→ **Bloc de texte**:
C'est possible. Nous avons travaillé, dans mon laboratoire, sur des dermaseptines, qui sont des peptides issus de la peau de grenouilles. Les grenouilles vivent dans des mares pourries, et pleines de bestioles mais ne sont jamais malades parce que leur peau sécrète des peptides antimicrobiens qui percent des trous dans les bactéries et les champignons, et les protègent.
Avec un laboratoire tunisien qui a isolé une de ces molécules à partir d'une grenouille de Tunisie, nous avons développé une dermaseptine baptisée DS4 et composée de peptides hélicoïdales qui se posent sur la surface lipidique des microbes et les percent. Nous l'avions testé il y a vingt ans sur le VIH et avions pu constater que cela réduisait la charge virale ; nous l'avions également testé sur d'autres flavivirus pour lesquels cela donnait également des résultats.

→ **Consignes de travail**:
**a.** D'après le texte sur les dermaseptines, de quoi ces peptides sont-ils issus ?
**b.** Poursuivez, s'il vous plaît, le texte sur les dermaseptines à la suite de sa dernière phrase.
Les items qui viennent ensuite forment un matériau à part, indépendant du texte sur les dermaseptines.

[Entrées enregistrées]
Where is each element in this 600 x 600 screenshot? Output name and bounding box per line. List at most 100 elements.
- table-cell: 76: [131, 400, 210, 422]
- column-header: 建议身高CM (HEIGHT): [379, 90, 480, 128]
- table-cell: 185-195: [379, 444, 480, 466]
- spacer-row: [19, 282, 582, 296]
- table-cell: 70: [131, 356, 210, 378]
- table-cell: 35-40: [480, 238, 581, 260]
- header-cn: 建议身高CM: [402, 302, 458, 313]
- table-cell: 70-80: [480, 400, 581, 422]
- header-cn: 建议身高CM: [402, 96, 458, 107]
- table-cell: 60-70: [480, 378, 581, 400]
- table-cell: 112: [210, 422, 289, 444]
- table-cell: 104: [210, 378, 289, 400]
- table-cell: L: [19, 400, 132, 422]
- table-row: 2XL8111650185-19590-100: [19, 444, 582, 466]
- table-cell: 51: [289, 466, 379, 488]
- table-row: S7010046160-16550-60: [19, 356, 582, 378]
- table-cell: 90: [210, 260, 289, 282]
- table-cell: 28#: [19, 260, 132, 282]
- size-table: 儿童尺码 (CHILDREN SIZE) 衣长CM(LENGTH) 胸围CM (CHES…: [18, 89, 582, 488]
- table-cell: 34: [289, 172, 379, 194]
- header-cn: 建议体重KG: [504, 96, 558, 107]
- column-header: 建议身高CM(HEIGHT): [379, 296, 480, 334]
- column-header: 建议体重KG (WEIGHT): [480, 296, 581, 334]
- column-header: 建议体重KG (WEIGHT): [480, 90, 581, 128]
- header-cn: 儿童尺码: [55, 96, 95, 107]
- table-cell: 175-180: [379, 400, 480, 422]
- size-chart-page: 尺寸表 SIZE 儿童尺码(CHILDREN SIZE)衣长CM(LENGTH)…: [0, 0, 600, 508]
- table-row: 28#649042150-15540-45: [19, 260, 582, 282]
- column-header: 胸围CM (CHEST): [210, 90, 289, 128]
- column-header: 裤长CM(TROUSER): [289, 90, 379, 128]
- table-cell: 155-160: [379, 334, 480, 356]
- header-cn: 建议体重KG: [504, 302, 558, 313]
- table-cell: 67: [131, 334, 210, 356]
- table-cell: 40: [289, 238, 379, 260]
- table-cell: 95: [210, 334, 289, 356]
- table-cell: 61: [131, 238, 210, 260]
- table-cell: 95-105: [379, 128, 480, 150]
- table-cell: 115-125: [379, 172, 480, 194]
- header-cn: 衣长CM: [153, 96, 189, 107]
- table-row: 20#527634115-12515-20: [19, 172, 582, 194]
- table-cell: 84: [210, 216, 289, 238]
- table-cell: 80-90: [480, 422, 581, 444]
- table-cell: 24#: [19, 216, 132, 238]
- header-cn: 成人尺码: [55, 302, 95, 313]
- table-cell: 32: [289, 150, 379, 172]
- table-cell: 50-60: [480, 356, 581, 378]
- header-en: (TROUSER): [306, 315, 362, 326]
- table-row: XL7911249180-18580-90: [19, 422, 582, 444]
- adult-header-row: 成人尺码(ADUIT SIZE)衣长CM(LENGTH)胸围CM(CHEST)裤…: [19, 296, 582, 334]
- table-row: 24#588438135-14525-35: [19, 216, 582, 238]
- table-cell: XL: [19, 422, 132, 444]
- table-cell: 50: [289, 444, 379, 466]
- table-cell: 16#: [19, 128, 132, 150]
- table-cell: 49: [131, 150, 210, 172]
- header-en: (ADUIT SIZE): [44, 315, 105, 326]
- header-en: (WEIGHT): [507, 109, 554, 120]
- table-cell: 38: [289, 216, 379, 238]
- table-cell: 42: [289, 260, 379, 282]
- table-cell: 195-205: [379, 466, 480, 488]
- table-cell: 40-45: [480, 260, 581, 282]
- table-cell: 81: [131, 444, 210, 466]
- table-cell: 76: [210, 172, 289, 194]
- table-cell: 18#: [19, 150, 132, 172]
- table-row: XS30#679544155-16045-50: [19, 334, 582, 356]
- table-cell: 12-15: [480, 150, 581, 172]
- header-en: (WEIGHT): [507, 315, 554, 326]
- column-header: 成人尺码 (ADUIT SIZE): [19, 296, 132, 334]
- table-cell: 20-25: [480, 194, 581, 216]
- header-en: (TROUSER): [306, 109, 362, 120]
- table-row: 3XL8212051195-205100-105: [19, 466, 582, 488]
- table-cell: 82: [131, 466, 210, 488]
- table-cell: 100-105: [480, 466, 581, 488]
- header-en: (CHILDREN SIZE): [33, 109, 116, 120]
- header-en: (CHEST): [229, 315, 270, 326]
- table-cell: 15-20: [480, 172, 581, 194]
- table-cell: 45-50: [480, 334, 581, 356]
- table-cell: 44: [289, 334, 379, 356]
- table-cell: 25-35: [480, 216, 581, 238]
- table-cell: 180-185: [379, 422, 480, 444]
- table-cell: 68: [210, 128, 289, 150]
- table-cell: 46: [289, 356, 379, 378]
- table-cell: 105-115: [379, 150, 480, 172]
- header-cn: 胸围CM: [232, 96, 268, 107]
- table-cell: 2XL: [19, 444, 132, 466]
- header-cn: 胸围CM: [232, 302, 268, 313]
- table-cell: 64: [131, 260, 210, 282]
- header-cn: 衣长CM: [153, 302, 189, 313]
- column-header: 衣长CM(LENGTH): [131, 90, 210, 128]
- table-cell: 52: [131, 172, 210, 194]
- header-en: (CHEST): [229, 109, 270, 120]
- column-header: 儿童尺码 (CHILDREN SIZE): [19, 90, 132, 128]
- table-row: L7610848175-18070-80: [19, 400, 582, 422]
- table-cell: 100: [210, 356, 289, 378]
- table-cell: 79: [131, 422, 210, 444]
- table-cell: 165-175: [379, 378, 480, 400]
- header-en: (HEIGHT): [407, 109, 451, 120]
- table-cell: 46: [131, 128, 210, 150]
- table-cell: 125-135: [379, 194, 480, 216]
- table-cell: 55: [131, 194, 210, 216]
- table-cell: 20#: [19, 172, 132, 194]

→ **Liste des réponses**:
**a.** De la peau de grenouilles.

**b.**
Ces peptides sont à l'origine des produits naturels, mais nous les synthétisons, ce qui n'est pas donné, dans la mesure où un peptide de vingt acides aminés coûte cher à fabriquer, d'autant que les doses sont assez élevées. Nous avions travaillé avec le laboratoire anglais Robin Shattock sur une crème génitale d'application locale, à utiliser au moment des rapports parce qu'elle bloquait à la fois l'herpès et le VIH et qui donnait de très bons résultats chez les primates. Mais l'industrie pharmaceutique n'est pas du tout intéressée, et ce pour deux raisons : d'abord, parce que ce n'est pas assez spécifique, ensuite parce que cela ne rentre pas dans la catégorie des blockbusters, c'est-à-dire des médicaments qui rapportent au moins 1 à 2 milliards d'euros par an. Or c'est inenvisageable pour une dermaseptine destinée à protéger contre la dengue, car on ne va pas vendre le tube cent euros pièce.
C'est un véritable problème car tout ce qui touche au conditionnement de la molécule, en l'espèce la conception et la fabrication de la crème, appartient aux métiers de la pharmacie et ne relève pas des chercheurs. Il n'y a donc eu aucun développement dans ce domaine, malgré l'existence avérée de ces peptides antimicrobiens qui peuvent percer le virus.
Cela étant, leur efficacité serait à mon avis limitée, après que le moustique a piqué et que le virus a déjà pénétré l'organisme. Jusqu'à preuve du contraire, j'ai toujours dit que ce qui marchait le mieux pour se protéger de la dengue, c'était le répulsif anti-moustique. Partant, on peut imaginer des répulsifs dotés de principes actifs capables de déstabiliser le virus. Pourquoi pas ; mais n'imaginons pas non plus que ce serait la panacée.